> **GOAL**
From the listing below, return each line that includes "месяц".

[Saved data entries]
☆ ☆ ☆ ☆ ☆ ☆ ☆

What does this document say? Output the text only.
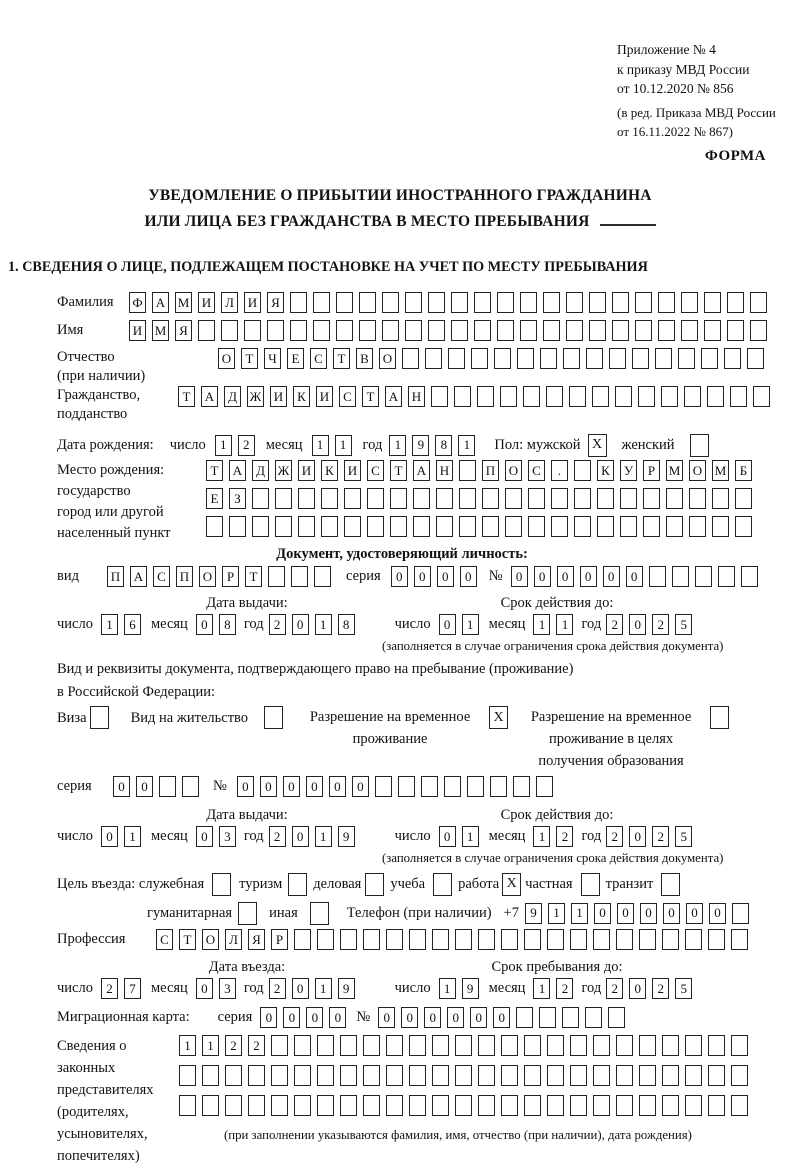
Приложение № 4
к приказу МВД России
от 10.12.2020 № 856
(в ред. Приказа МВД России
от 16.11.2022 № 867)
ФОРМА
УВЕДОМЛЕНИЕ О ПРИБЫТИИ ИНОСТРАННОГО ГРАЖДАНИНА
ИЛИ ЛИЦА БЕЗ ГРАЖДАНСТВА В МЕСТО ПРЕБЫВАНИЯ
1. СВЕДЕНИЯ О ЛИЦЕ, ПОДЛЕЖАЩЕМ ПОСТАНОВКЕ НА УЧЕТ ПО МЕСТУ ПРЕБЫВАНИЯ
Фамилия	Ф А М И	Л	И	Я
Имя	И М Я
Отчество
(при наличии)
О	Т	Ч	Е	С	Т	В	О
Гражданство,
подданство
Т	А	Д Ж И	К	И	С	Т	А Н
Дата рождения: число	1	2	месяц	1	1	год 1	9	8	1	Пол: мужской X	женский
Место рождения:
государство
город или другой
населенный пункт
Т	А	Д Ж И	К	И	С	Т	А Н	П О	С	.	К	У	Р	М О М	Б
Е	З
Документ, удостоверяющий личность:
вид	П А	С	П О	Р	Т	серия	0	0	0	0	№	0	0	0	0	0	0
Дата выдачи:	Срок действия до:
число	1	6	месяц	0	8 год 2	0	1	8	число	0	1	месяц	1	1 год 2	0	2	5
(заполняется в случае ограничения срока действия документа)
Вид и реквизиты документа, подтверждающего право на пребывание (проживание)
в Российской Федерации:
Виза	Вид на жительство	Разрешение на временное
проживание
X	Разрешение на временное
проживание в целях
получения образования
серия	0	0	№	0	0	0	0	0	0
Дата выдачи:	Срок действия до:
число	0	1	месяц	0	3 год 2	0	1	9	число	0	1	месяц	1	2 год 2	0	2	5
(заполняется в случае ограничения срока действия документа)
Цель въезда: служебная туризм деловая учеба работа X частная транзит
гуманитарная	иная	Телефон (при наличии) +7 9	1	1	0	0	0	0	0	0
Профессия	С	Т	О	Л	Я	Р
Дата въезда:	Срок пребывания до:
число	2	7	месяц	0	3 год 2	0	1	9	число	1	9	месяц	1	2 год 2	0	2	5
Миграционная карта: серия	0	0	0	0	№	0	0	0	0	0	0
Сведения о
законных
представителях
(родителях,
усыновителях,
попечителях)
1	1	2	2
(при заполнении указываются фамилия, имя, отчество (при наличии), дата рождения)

☆ ☆ ☆ ☆ ☆ ☆ ☆

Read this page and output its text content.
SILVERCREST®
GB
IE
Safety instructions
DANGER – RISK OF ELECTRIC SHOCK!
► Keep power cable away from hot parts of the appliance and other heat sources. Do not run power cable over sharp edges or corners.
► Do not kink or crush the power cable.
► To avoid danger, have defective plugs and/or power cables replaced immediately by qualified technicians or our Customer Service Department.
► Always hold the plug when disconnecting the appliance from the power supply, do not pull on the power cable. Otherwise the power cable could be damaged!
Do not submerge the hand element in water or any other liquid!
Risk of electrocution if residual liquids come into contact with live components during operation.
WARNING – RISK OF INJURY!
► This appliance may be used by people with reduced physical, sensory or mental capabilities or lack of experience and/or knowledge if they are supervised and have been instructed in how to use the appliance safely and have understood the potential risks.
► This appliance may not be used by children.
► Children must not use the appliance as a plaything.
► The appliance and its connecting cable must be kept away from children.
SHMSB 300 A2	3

☆ ☆ ☆ ☆ ☆ ☆ ☆

> **ANSWER TO THE TASK**
Дата рождения: число	1	2	месяц	1	1	год 1	9	8	1	Пол: мужской X	женский
число	1	6	месяц	0	8 год 2	0	1	8	число	0	1	месяц	1	1 год 2	0	2	5
число	0	1	месяц	0	3 год 2	0	1	9	число	0	1	месяц	1	2 год 2	0	2	5
число	2	7	месяц	0	3 год 2	0	1	9	число	1	9	месяц	1	2 год 2	0	2	5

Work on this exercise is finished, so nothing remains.